◆ Instructions to follow
Reproduce the listing below verbatim.

Collected data entries
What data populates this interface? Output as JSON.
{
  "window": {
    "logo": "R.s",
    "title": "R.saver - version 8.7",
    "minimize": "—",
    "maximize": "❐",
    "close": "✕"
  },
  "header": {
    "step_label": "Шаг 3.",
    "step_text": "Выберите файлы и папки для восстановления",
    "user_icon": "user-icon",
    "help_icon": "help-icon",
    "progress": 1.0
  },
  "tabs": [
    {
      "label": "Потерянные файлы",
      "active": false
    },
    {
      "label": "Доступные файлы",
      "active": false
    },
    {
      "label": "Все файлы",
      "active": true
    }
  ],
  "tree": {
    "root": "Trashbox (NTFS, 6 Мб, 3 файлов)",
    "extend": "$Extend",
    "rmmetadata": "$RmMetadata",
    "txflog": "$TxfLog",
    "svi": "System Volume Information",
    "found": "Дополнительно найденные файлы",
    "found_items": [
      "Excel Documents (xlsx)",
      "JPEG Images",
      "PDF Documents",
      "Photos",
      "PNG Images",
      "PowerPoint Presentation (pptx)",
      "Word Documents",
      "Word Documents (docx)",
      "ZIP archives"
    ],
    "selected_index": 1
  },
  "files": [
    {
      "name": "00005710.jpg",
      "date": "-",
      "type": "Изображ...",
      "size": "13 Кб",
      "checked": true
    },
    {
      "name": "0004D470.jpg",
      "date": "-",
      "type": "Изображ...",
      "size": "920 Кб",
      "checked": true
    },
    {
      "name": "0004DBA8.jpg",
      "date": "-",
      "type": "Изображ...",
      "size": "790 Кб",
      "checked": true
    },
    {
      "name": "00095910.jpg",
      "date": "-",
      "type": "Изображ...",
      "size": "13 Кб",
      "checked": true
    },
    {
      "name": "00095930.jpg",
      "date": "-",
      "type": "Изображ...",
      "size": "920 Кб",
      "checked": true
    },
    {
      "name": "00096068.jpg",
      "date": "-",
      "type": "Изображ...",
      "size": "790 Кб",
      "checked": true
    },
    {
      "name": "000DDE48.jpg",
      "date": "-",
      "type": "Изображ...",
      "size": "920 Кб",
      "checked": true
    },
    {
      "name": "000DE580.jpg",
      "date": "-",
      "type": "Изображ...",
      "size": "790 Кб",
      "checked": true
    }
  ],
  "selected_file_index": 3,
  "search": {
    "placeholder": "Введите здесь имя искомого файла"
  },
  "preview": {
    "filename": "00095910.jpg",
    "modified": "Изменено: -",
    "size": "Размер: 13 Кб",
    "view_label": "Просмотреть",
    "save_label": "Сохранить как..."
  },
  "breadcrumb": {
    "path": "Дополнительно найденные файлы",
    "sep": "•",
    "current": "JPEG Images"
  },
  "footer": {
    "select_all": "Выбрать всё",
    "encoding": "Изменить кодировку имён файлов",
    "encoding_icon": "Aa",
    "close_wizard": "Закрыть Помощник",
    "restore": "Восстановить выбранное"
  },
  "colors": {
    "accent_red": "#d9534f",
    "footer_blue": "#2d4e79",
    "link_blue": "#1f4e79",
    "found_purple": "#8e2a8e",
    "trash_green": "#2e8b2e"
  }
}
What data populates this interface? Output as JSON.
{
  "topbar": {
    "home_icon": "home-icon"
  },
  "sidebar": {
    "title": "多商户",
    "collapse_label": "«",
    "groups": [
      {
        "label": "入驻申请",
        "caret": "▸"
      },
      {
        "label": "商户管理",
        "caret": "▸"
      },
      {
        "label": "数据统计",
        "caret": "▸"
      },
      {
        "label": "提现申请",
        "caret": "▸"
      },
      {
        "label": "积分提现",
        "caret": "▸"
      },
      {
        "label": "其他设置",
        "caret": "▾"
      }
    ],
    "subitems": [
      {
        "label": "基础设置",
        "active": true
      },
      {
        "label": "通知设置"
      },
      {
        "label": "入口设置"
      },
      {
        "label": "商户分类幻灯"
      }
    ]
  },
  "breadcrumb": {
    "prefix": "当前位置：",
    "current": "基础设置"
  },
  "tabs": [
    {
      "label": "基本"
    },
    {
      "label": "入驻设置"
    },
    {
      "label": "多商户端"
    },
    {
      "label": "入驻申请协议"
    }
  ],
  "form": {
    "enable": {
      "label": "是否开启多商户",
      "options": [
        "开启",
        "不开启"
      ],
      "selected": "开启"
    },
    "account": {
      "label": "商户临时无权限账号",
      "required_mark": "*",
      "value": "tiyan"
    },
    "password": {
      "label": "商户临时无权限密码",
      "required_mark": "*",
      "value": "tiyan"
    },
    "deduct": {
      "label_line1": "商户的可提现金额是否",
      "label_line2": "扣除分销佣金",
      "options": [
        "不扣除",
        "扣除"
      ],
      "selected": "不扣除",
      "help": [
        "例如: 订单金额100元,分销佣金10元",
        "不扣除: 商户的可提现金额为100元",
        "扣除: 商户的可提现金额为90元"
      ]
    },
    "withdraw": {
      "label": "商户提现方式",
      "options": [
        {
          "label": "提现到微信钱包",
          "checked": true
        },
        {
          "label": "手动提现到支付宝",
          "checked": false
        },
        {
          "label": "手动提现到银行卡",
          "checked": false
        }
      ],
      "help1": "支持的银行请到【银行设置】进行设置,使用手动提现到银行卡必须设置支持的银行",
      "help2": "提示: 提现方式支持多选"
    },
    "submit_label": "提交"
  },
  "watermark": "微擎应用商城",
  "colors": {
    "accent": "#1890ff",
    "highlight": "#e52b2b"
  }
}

◆ Correct output
What data populates this interface? Output as JSON.
{
  "window": {
    "logo": "R.s",
    "title": "R.saver - version 8.7",
    "minimize": "—",
    "maximize": "❐",
    "close": "✕"
  },
  "header": {
    "step_label": "Шаг 3.",
    "step_text": "Выберите файлы и папки для восстановления",
    "user_icon": "user-icon",
    "help_icon": "help-icon",
    "progress": 1.0
  },
  "tabs": [
    {
      "label": "Потерянные файлы",
      "active": false
    },
    {
      "label": "Доступные файлы",
      "active": false
    },
    {
      "label": "Все файлы",
      "active": true
    }
  ],
  "tree": {
    "root": "Trashbox (NTFS, 6 Мб, 3 файлов)",
    "extend": "$Extend",
    "rmmetadata": "$RmMetadata",
    "txflog": "$TxfLog",
    "svi": "System Volume Information",
    "found": "Дополнительно найденные файлы",
    "found_items": [
      "Excel Documents (xlsx)",
      "JPEG Images",
      "PDF Documents",
      "Photos",
      "PNG Images",
      "PowerPoint Presentation (pptx)",
      "Word Documents",
      "Word Documents (docx)",
      "ZIP archives"
    ],
    "selected_index": 1
  },
  "files": [
    {
      "name": "00005710.jpg",
      "date": "-",
      "type": "Изображ...",
      "size": "13 Кб",
      "checked": true
    },
    {
      "name": "0004D470.jpg",
      "date": "-",
      "type": "Изображ...",
      "size": "920 Кб",
      "checked": true
    },
    {
      "name": "0004DBA8.jpg",
      "date": "-",
      "type": "Изображ...",
      "size": "790 Кб",
      "checked": true
    },
    {
      "name": "00095910.jpg",
      "date": "-",
      "type": "Изображ...",
      "size": "13 Кб",
      "checked": true
    },
    {
      "name": "00095930.jpg",
      "date": "-",
      "type": "Изображ...",
      "size": "920 Кб",
      "checked": true
    },
    {
      "name": "00096068.jpg",
      "date": "-",
      "type": "Изображ...",
      "size": "790 Кб",
      "checked": true
    },
    {
      "name": "000DDE48.jpg",
      "date": "-",
      "type": "Изображ...",
      "size": "920 Кб",
      "checked": true
    },
    {
      "name": "000DE580.jpg",
      "date": "-",
      "type": "Изображ...",
      "size": "790 Кб",
      "checked": true
    }
  ],
  "selected_file_index": 3,
  "search": {
    "placeholder": "Введите здесь имя искомого файла"
  },
  "preview": {
    "filename": "00095910.jpg",
    "modified": "Изменено: -",
    "size": "Размер: 13 Кб",
    "view_label": "Просмотреть",
    "save_label": "Сохранить как..."
  },
  "breadcrumb": {
    "path": "Дополнительно найденные файлы",
    "sep": "•",
    "current": "JPEG Images"
  },
  "footer": {
    "select_all": "Выбрать всё",
    "encoding": "Изменить кодировку имён файлов",
    "encoding_icon": "Aa",
    "close_wizard": "Закрыть Помощник",
    "restore": "Восстановить выбранное"
  },
  "colors": {
    "accent_red": "#d9534f",
    "footer_blue": "#2d4e79",
    "link_blue": "#1f4e79",
    "found_purple": "#8e2a8e",
    "trash_green": "#2e8b2e"
  }
}
What data populates this interface? Output as JSON.
{
  "topbar": {
    "home_icon": "home-icon"
  },
  "sidebar": {
    "title": "多商户",
    "collapse_label": "«",
    "groups": [
      {
        "label": "入驻申请",
        "caret": "▸"
      },
      {
        "label": "商户管理",
        "caret": "▸"
      },
      {
        "label": "数据统计",
        "caret": "▸"
      },
      {
        "label": "提现申请",
        "caret": "▸"
      },
      {
        "label": "积分提现",
        "caret": "▸"
      },
      {
        "label": "其他设置",
        "caret": "▾"
      }
    ],
    "subitems": [
      {
        "label": "基础设置",
        "active": true
      },
      {
        "label": "通知设置"
      },
      {
        "label": "入口设置"
      },
      {
        "label": "商户分类幻灯"
      }
    ]
  },
  "breadcrumb": {
    "prefix": "当前位置：",
    "current": "基础设置"
  },
  "tabs": [
    {
      "label": "基本"
    },
    {
      "label": "入驻设置"
    },
    {
      "label": "多商户端"
    },
    {
      "label": "入驻申请协议"
    }
  ],
  "form": {
    "enable": {
      "label": "是否开启多商户",
      "options": [
        "开启",
        "不开启"
      ],
      "selected": "开启"
    },
    "account": {
      "label": "商户临时无权限账号",
      "required_mark": "*",
      "value": "tiyan"
    },
    "password": {
      "label": "商户临时无权限密码",
      "required_mark": "*",
      "value": "tiyan"
    },
    "deduct": {
      "label_line1": "商户的可提现金额是否",
      "label_line2": "扣除分销佣金",
      "options": [
        "不扣除",
        "扣除"
      ],
      "selected": "不扣除",
      "help": [
        "例如: 订单金额100元,分销佣金10元",
        "不扣除: 商户的可提现金额为100元",
        "扣除: 商户的可提现金额为90元"
      ]
    },
    "withdraw": {
      "label": "商户提现方式",
      "options": [
        {
          "label": "提现到微信钱包",
          "checked": true
        },
        {
          "label": "手动提现到支付宝",
          "checked": false
        },
        {
          "label": "手动提现到银行卡",
          "checked": false
        }
      ],
      "help1": "支持的银行请到【银行设置】进行设置,使用手动提现到银行卡必须设置支持的银行",
      "help2": "提示: 提现方式支持多选"
    },
    "submit_label": "提交"
  },
  "watermark": "微擎应用商城",
  "colors": {
    "accent": "#1890ff",
    "highlight": "#e52b2b"
  }
}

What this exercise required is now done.